■ **Goal**: Keep every line where the word "Vallis" appears; drop the rest.

(Collected data)
================================

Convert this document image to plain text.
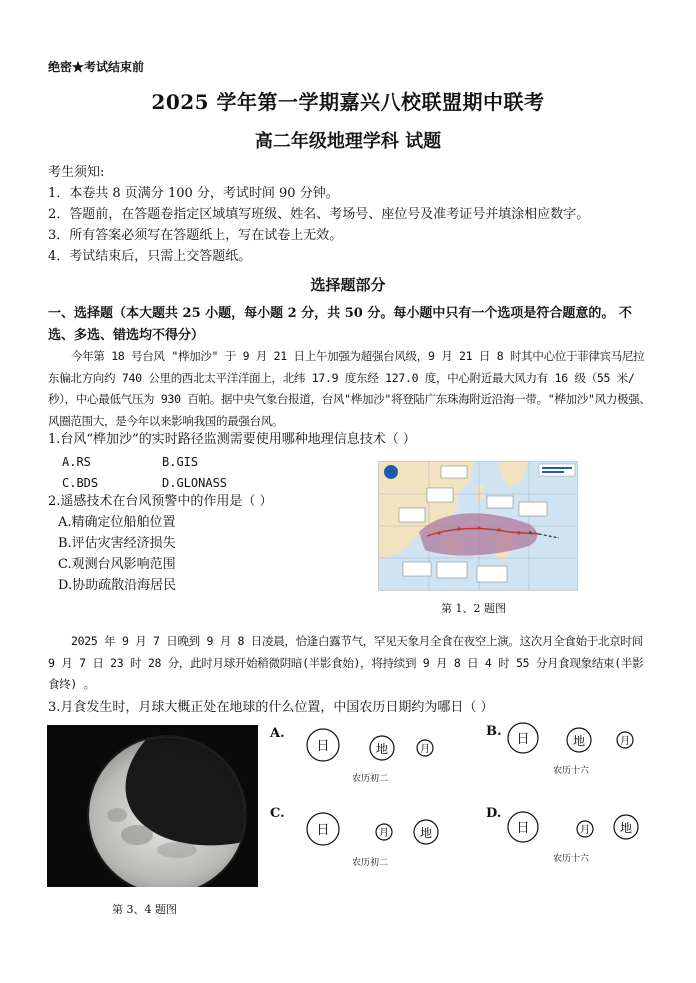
绝密★考试结束前
2025 学年第一学期嘉兴八校联盟期中联考
高二年级地理学科 试题
考生须知:
1．本卷共 8 页满分 100 分，考试时间 90 分钟。
2．答题前，在答题卷指定区域填写班级、姓名、考场号、座位号及准考证号并填涂相应数字。
3．所有答案必须写在答题纸上，写在试卷上无效。
4．考试结束后，只需上交答题纸。
选择题部分
一、选择题（本大题共 25 小题，每小题 2 分，共 50 分。每小题中只有一个选项是符合题意的。 不选、多选、错选均不得分）
今年第 18 号台风 "桦加沙" 于 9 月 21 日上午加强为超强台风级，9 月 21 日 8 时其中心位于菲律宾马尼拉东偏北方向约 740 公里的西北太平洋洋面上，北纬 17.9 度东经 127.0 度，中心附近最大风力有 16 级（55 米/秒），中心最低气压为 930 百帕。据中央气象台报道，台风"桦加沙"将登陆广东珠海附近沿海一带。"桦加沙"风力极强、风圈范围大，是今年以来影响我国的最强台风。
1.台风“桦加沙”的实时路径监测需要使用哪种地理信息技术（ ）
A.RS	B.GIS
C.BDS	D.GLONASS
2.遥感技术在台风预警中的作用是（ ）
A.精确定位船舶位置
B.评估灾害经济损失
C.观测台风影响范围
D.协助疏散沿海居民
第 1、2 题图
2025 年 9 月 7 日晚到 9 月 8 日凌晨，恰逢白露节气，罕见天象月全食在夜空上演。这次月全食始于北京时间 9 月 7 日 23 时 28 分，此时月球开始稍微阴暗(半影食始)，将持续到 9 月 8 日 4 时 55 分月食现象结束(半影食终) 。
3.月食发生时，月球大概正处在地球的什么位置，中国农历日期约为哪日（ ）
第 3、4 题图
A.
日	地	月
农历初二
B.
日	地	月
农历十六
C.
日	月	地
农历初二
D.
日	月 地
农历十六
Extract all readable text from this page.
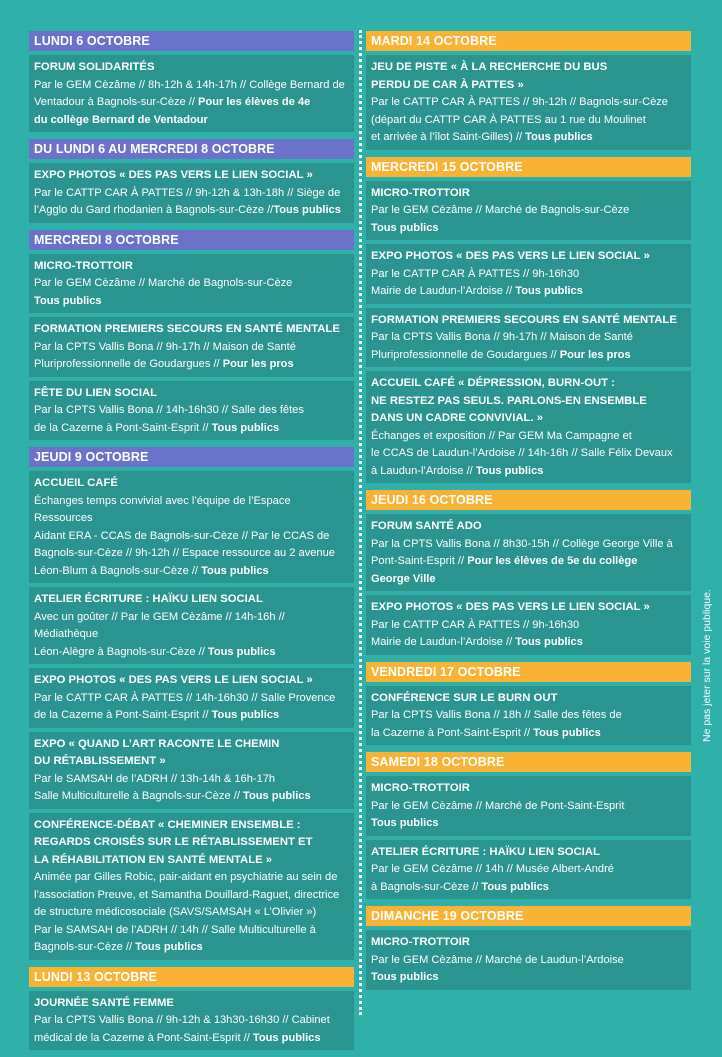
LUNDI 6 OCTOBRE
FORUM SOLIDARITÉS
Par le GEM Cèzâme // 8h-12h & 14h-17h // Collège Bernard de
Ventadour à Bagnols-sur-Cèze // Pour les élèves de 4e
du collège Bernard de Ventadour
DU LUNDI 6 AU MERCREDI 8 OCTOBRE
EXPO PHOTOS « DES PAS VERS LE LIEN SOCIAL »
Par le CATTP CAR À PATTES // 9h-12h & 13h-18h // Siège de
l’Agglo du Gard rhodanien à Bagnols-sur-Cèze //Tous publics
MERCREDI 8 OCTOBRE
MICRO-TROTTOIR
Par le GEM Cèzâme // Marché de Bagnols-sur-Cèze
Tous publics
FORMATION PREMIERS SECOURS EN SANTÉ MENTALE
Par la CPTS Vallis Bona // 9h-17h // Maison de Santé
Pluriprofessionnelle de Goudargues // Pour les pros
FÊTE DU LIEN SOCIAL
Par la CPTS Vallis Bona // 14h-16h30 // Salle des fêtes
de la Cazerne à Pont-Saint-Esprit // Tous publics
JEUDI 9 OCTOBRE
ACCUEIL CAFÉ
Échanges temps convivial avec l’équipe de l’Espace Ressources
Aidant ERA - CCAS de Bagnols-sur-Cèze // Par le CCAS de
Bagnols-sur-Cèze // 9h-12h // Espace ressource au 2 avenue
Léon-Blum à Bagnols-sur-Cèze // Tous publics
ATELIER ÉCRITURE : HAÏKU LIEN SOCIAL
Avec un goûter // Par le GEM Cèzâme // 14h-16h // Médiathèque
Léon-Alègre à Bagnols-sur-Cèze // Tous publics
EXPO PHOTOS « DES PAS VERS LE LIEN SOCIAL »
Par le CATTP CAR À PATTES // 14h-16h30 // Salle Provence
de la Cazerne à Pont-Saint-Esprit // Tous publics
EXPO « QUAND L’ART RACONTE LE CHEMIN
DU RÉTABLISSEMENT »
Par le SAMSAH de l’ADRH // 13h-14h & 16h-17h
Salle Multiculturelle à Bagnols-sur-Cèze // Tous publics
CONFÉRENCE-DÉBAT « CHEMINER ENSEMBLE :
REGARDS CROISÉS SUR LE RÉTABLISSEMENT ET
LA RÉHABILITATION EN SANTÉ MENTALE »
Animée par Gilles Robic, pair-aidant en psychiatrie au sein de
l’association Preuve, et Samantha Douillard-Raguet, directrice
de structure médicosociale (SAVS/SAMSAH « L’Olivier »)
Par le SAMSAH de l’ADRH // 14h // Salle Multiculturelle à
Bagnols-sur-Cèze // Tous publics
LUNDI 13 OCTOBRE
JOURNÉE SANTÉ FEMME
Par la CPTS Vallis Bona // 9h-12h & 13h30-16h30 // Cabinet
médical de la Cazerne à Pont-Saint-Esprit // Tous publics
MARDI 14 OCTOBRE
JEU DE PISTE « À LA RECHERCHE DU BUS
PERDU DE CAR À PATTES »
Par le CATTP CAR À PATTES // 9h-12h // Bagnols-sur-Cèze
(départ du CATTP CAR À PATTES au 1 rue du Moulinet
et arrivée à l’îlot Saint-Gilles) // Tous publics
MERCREDI 15 OCTOBRE
MICRO-TROTTOIR
Par le GEM Cèzâme // Marché de Bagnols-sur-Cèze
Tous publics
EXPO PHOTOS « DES PAS VERS LE LIEN SOCIAL »
Par le CATTP CAR À PATTES // 9h-16h30
Mairie de Laudun-l’Ardoise // Tous publics
FORMATION PREMIERS SECOURS EN SANTÉ MENTALE
Par la CPTS Vallis Bona // 9h-17h // Maison de Santé
Pluriprofessionnelle de Goudargues // Pour les pros
ACCUEIL CAFÉ « DÉPRESSION, BURN-OUT :
NE RESTEZ PAS SEULS. PARLONS-EN ENSEMBLE
DANS UN CADRE CONVIVIAL. »
Échanges et exposition // Par GEM Ma Campagne et
le CCAS de Laudun-l’Ardoise // 14h-16h // Salle Félix Devaux
à Laudun-l’Ardoise // Tous publics
JEUDI 16 OCTOBRE
FORUM SANTÉ ADO
Par la CPTS Vallis Bona // 8h30-15h // Collège George Ville à
Pont-Saint-Esprit // Pour les élèves de 5e du collège
George Ville
EXPO PHOTOS « DES PAS VERS LE LIEN SOCIAL »
Par le CATTP CAR À PATTES // 9h-16h30
Mairie de Laudun-l’Ardoise // Tous publics
VENDREDI 17 OCTOBRE
CONFÉRENCE SUR LE BURN OUT
Par la CPTS Vallis Bona // 18h // Salle des fêtes de
la Cazerne à Pont-Saint-Esprit // Tous publics
SAMEDI 18 OCTOBRE
MICRO-TROTTOIR
Par le GEM Cèzâme // Marché de Pont-Saint-Esprit
Tous publics
ATELIER ÉCRITURE : HAÏKU LIEN SOCIAL
Par le GEM Cèzâme // 14h // Musée Albert-André
à Bagnols-sur-Cèze // Tous publics
DIMANCHE 19 OCTOBRE
MICRO-TROTTOIR
Par le GEM Cèzâme // Marché de Laudun-l’Ardoise
Tous publics
Ne pas jeter sur la voie publique.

================================

■ **Correct result**:
Par la CPTS Vallis Bona // 9h-17h // Maison de Santé
Par la CPTS Vallis Bona // 14h-16h30 // Salle des fêtes
Par la CPTS Vallis Bona // 9h-12h & 13h30-16h30 // Cabinet
Par la CPTS Vallis Bona // 9h-17h // Maison de Santé
Par la CPTS Vallis Bona // 8h30-15h // Collège George Ville à
Par la CPTS Vallis Bona // 18h // Salle des fêtes de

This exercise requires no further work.